**TASK PROMPT:** Below are some records; give them all again exactly, but not the pictures.

**THE RECORDS:**
-------------------------
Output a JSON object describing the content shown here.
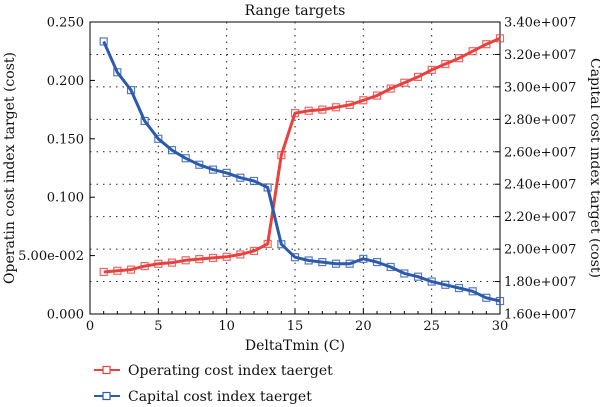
{
  "chart_data": {
    "type": "line",
    "title": "Range targets",
    "xlabel": "DeltaTmin (C)",
    "ylabel_left": "Operatin cost index target (cost)",
    "ylabel_right": "Capital cost index target (cost)",
    "xlim": [
      0,
      30
    ],
    "ylim_left": [
      0,
      0.25
    ],
    "ylim_right": [
      16000000,
      34000000
    ],
    "x_ticks": [
      {
        "value": 0,
        "label": "0"
      },
      {
        "value": 5,
        "label": "5"
      },
      {
        "value": 10,
        "label": "10"
      },
      {
        "value": 15,
        "label": "15"
      },
      {
        "value": 20,
        "label": "20"
      },
      {
        "value": 25,
        "label": "25"
      },
      {
        "value": 30,
        "label": "30"
      }
    ],
    "y_left_ticks": [
      {
        "value": 0,
        "label": "0.000"
      },
      {
        "value": 0.05,
        "label": "5.00e-002"
      },
      {
        "value": 0.1,
        "label": "0.100"
      },
      {
        "value": 0.15,
        "label": "0.150"
      },
      {
        "value": 0.2,
        "label": "0.200"
      },
      {
        "value": 0.25,
        "label": "0.250"
      }
    ],
    "y_right_ticks": [
      {
        "value": 16000000,
        "label": "1.60e+007"
      },
      {
        "value": 18000000,
        "label": "1.80e+007"
      },
      {
        "value": 20000000,
        "label": "2.00e+007"
      },
      {
        "value": 22000000,
        "label": "2.20e+007"
      },
      {
        "value": 24000000,
        "label": "2.40e+007"
      },
      {
        "value": 26000000,
        "label": "2.60e+007"
      },
      {
        "value": 28000000,
        "label": "2.80e+007"
      },
      {
        "value": 30000000,
        "label": "3.00e+007"
      },
      {
        "value": 32000000,
        "label": "3.20e+007"
      },
      {
        "value": 34000000,
        "label": "3.40e+007"
      }
    ],
    "grid": true,
    "legend_position": "bottom-left, below plot",
    "series": [
      {
        "name": "Operating cost index taerget",
        "axis": "left",
        "color": "#e8413e",
        "marker": "square",
        "x": [
          1,
          2,
          3,
          4,
          5,
          6,
          7,
          8,
          9,
          10,
          11,
          12,
          13,
          14,
          15,
          16,
          17,
          18,
          19,
          20,
          21,
          22,
          23,
          24,
          25,
          26,
          27,
          28,
          29,
          30
        ],
        "values": [
          0.036,
          0.037,
          0.038,
          0.041,
          0.043,
          0.044,
          0.046,
          0.047,
          0.048,
          0.049,
          0.051,
          0.054,
          0.06,
          0.136,
          0.172,
          0.174,
          0.175,
          0.177,
          0.179,
          0.183,
          0.187,
          0.193,
          0.198,
          0.203,
          0.209,
          0.214,
          0.219,
          0.225,
          0.231,
          0.236
        ]
      },
      {
        "name": "Capital cost index taerget",
        "axis": "right",
        "color": "#2c5aad",
        "marker": "square",
        "x": [
          1,
          2,
          3,
          4,
          5,
          6,
          7,
          8,
          9,
          10,
          11,
          12,
          13,
          14,
          15,
          16,
          17,
          18,
          19,
          20,
          21,
          22,
          23,
          24,
          25,
          26,
          27,
          28,
          29,
          30
        ],
        "values": [
          32800000,
          30900000,
          29800000,
          27900000,
          26800000,
          26100000,
          25600000,
          25200000,
          24900000,
          24700000,
          24400000,
          24200000,
          23800000,
          20300000,
          19500000,
          19300000,
          19200000,
          19100000,
          19100000,
          19400000,
          19200000,
          18900000,
          18500000,
          18300000,
          18000000,
          17800000,
          17600000,
          17400000,
          17000000,
          16800000
        ]
      }
    ]
  }
}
-------------------------
**FULL OUTPUT:**
Output a JSON object describing the content shown here.
{
  "chart_data": {
    "type": "line",
    "title": "Range targets",
    "xlabel": "DeltaTmin (C)",
    "ylabel_left": "Operatin cost index target (cost)",
    "ylabel_right": "Capital cost index target (cost)",
    "xlim": [
      0,
      30
    ],
    "ylim_left": [
      0,
      0.25
    ],
    "ylim_right": [
      16000000,
      34000000
    ],
    "x_ticks": [
      {
        "value": 0,
        "label": "0"
      },
      {
        "value": 5,
        "label": "5"
      },
      {
        "value": 10,
        "label": "10"
      },
      {
        "value": 15,
        "label": "15"
      },
      {
        "value": 20,
        "label": "20"
      },
      {
        "value": 25,
        "label": "25"
      },
      {
        "value": 30,
        "label": "30"
      }
    ],
    "y_left_ticks": [
      {
        "value": 0,
        "label": "0.000"
      },
      {
        "value": 0.05,
        "label": "5.00e-002"
      },
      {
        "value": 0.1,
        "label": "0.100"
      },
      {
        "value": 0.15,
        "label": "0.150"
      },
      {
        "value": 0.2,
        "label": "0.200"
      },
      {
        "value": 0.25,
        "label": "0.250"
      }
    ],
    "y_right_ticks": [
      {
        "value": 16000000,
        "label": "1.60e+007"
      },
      {
        "value": 18000000,
        "label": "1.80e+007"
      },
      {
        "value": 20000000,
        "label": "2.00e+007"
      },
      {
        "value": 22000000,
        "label": "2.20e+007"
      },
      {
        "value": 24000000,
        "label": "2.40e+007"
      },
      {
        "value": 26000000,
        "label": "2.60e+007"
      },
      {
        "value": 28000000,
        "label": "2.80e+007"
      },
      {
        "value": 30000000,
        "label": "3.00e+007"
      },
      {
        "value": 32000000,
        "label": "3.20e+007"
      },
      {
        "value": 34000000,
        "label": "3.40e+007"
      }
    ],
    "grid": true,
    "legend_position": "bottom-left, below plot",
    "series": [
      {
        "name": "Operating cost index taerget",
        "axis": "left",
        "color": "#e8413e",
        "marker": "square",
        "x": [
          1,
          2,
          3,
          4,
          5,
          6,
          7,
          8,
          9,
          10,
          11,
          12,
          13,
          14,
          15,
          16,
          17,
          18,
          19,
          20,
          21,
          22,
          23,
          24,
          25,
          26,
          27,
          28,
          29,
          30
        ],
        "values": [
          0.036,
          0.037,
          0.038,
          0.041,
          0.043,
          0.044,
          0.046,
          0.047,
          0.048,
          0.049,
          0.051,
          0.054,
          0.06,
          0.136,
          0.172,
          0.174,
          0.175,
          0.177,
          0.179,
          0.183,
          0.187,
          0.193,
          0.198,
          0.203,
          0.209,
          0.214,
          0.219,
          0.225,
          0.231,
          0.236
        ]
      },
      {
        "name": "Capital cost index taerget",
        "axis": "right",
        "color": "#2c5aad",
        "marker": "square",
        "x": [
          1,
          2,
          3,
          4,
          5,
          6,
          7,
          8,
          9,
          10,
          11,
          12,
          13,
          14,
          15,
          16,
          17,
          18,
          19,
          20,
          21,
          22,
          23,
          24,
          25,
          26,
          27,
          28,
          29,
          30
        ],
        "values": [
          32800000,
          30900000,
          29800000,
          27900000,
          26800000,
          26100000,
          25600000,
          25200000,
          24900000,
          24700000,
          24400000,
          24200000,
          23800000,
          20300000,
          19500000,
          19300000,
          19200000,
          19100000,
          19100000,
          19400000,
          19200000,
          18900000,
          18500000,
          18300000,
          18000000,
          17800000,
          17600000,
          17400000,
          17000000,
          16800000
        ]
      }
    ]
  }
}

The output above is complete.